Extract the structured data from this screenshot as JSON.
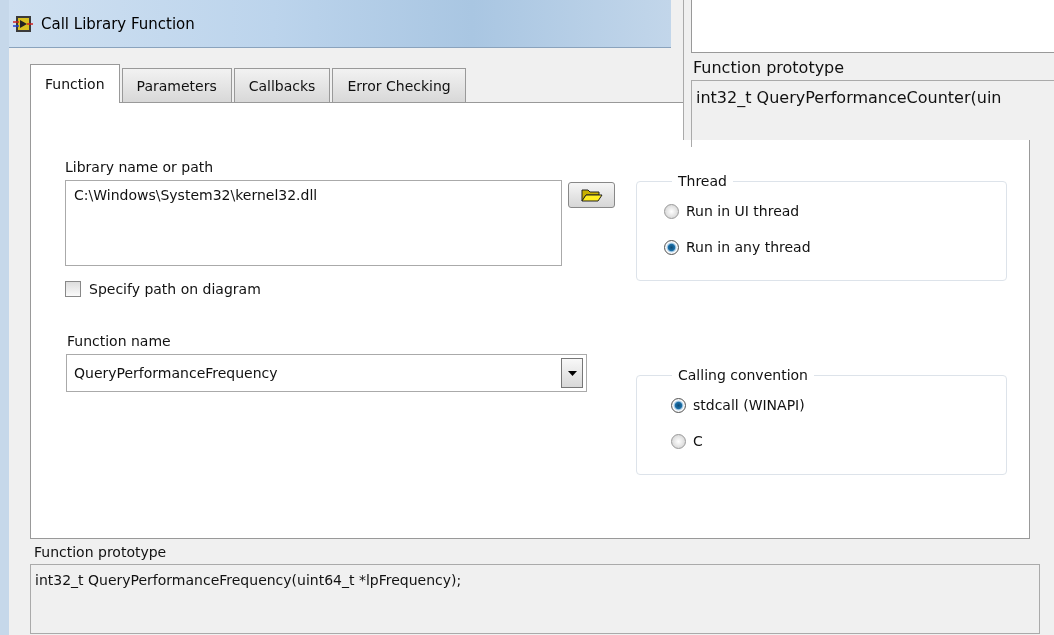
{
  "back_window": {
    "section_label": "Function prototype",
    "prototype": "int32_t QueryPerformanceCounter(uin"
  },
  "window": {
    "title": "Call Library Function"
  },
  "tabs": [
    {
      "label": "Function",
      "selected": true
    },
    {
      "label": "Parameters",
      "selected": false
    },
    {
      "label": "Callbacks",
      "selected": false
    },
    {
      "label": "Error Checking",
      "selected": false
    }
  ],
  "library": {
    "label": "Library name or path",
    "value": "C:\\Windows\\System32\\kernel32.dll"
  },
  "specify_path": {
    "label": "Specify path on diagram",
    "checked": false
  },
  "function_name": {
    "label": "Function name",
    "value": "QueryPerformanceFrequency"
  },
  "groups": [
    {
      "title": "Thread",
      "options": [
        {
          "label": "Run in UI thread",
          "selected": false
        },
        {
          "label": "Run in any thread",
          "selected": true
        }
      ]
    },
    {
      "title": "Calling convention",
      "options": [
        {
          "label": "stdcall (WINAPI)",
          "selected": true
        },
        {
          "label": "C",
          "selected": false
        }
      ]
    }
  ],
  "prototype": {
    "label": "Function prototype",
    "value": "int32_t QueryPerformanceFrequency(uint64_t *lpFrequency);"
  }
}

════════

### REQUIREMENTS
Reproduce the entries above exactly. Do not include the images.

### SOLUTION TO THE EXERCISE
Extract the structured data from this screenshot as JSON.
{
  "back_window": {
    "section_label": "Function prototype",
    "prototype": "int32_t QueryPerformanceCounter(uin"
  },
  "window": {
    "title": "Call Library Function"
  },
  "tabs": [
    {
      "label": "Function",
      "selected": true
    },
    {
      "label": "Parameters",
      "selected": false
    },
    {
      "label": "Callbacks",
      "selected": false
    },
    {
      "label": "Error Checking",
      "selected": false
    }
  ],
  "library": {
    "label": "Library name or path",
    "value": "C:\\Windows\\System32\\kernel32.dll"
  },
  "specify_path": {
    "label": "Specify path on diagram",
    "checked": false
  },
  "function_name": {
    "label": "Function name",
    "value": "QueryPerformanceFrequency"
  },
  "groups": [
    {
      "title": "Thread",
      "options": [
        {
          "label": "Run in UI thread",
          "selected": false
        },
        {
          "label": "Run in any thread",
          "selected": true
        }
      ]
    },
    {
      "title": "Calling convention",
      "options": [
        {
          "label": "stdcall (WINAPI)",
          "selected": true
        },
        {
          "label": "C",
          "selected": false
        }
      ]
    }
  ],
  "prototype": {
    "label": "Function prototype",
    "value": "int32_t QueryPerformanceFrequency(uint64_t *lpFrequency);"
  }
}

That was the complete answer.